──────── Provided records

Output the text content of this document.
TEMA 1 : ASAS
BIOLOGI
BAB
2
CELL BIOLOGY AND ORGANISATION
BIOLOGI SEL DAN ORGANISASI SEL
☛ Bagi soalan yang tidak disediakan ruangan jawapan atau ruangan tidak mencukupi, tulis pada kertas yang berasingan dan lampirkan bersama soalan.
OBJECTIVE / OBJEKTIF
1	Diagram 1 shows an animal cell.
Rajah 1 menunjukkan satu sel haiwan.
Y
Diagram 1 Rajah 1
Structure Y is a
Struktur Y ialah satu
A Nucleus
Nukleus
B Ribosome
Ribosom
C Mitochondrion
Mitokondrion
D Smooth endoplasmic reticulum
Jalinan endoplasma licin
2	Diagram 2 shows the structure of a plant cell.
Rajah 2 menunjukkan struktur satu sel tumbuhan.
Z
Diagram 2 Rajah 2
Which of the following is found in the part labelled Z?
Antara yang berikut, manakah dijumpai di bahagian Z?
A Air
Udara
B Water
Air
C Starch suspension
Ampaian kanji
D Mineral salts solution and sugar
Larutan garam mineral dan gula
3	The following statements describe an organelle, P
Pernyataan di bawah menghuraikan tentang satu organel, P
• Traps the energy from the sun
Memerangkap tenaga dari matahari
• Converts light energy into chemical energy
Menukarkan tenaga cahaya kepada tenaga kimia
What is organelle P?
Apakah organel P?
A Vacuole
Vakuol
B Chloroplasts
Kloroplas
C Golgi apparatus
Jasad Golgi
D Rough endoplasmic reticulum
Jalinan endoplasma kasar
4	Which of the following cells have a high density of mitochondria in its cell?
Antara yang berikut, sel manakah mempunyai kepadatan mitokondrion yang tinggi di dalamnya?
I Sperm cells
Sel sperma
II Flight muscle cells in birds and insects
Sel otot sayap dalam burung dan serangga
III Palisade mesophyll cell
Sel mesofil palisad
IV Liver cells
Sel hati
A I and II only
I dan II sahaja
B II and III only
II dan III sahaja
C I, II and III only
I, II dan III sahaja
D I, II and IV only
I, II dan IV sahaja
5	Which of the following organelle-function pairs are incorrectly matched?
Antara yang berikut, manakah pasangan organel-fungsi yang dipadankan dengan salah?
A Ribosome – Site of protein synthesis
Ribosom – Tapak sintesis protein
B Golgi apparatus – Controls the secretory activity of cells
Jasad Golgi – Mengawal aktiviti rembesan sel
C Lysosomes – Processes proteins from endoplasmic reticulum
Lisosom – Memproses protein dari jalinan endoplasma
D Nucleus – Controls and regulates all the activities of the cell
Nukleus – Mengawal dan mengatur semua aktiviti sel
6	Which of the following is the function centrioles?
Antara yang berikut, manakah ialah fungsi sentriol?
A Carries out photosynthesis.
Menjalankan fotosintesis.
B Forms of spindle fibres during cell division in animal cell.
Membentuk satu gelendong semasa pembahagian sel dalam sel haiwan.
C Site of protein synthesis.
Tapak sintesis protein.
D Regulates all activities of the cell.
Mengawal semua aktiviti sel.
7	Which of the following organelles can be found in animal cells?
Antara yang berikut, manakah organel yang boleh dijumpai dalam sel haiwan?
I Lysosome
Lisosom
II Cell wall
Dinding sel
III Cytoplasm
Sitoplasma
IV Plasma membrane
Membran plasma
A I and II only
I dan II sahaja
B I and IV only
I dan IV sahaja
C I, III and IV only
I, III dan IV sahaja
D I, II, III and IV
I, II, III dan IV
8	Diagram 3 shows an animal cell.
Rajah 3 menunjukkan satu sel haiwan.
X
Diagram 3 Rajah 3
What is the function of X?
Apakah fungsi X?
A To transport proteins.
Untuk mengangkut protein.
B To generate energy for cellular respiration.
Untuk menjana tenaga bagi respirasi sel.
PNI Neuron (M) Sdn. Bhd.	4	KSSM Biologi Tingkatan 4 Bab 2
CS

────────────────

> What this task involves
If a line above contains the string "from", count it, then give the total and nothing else.

> Exercise output
2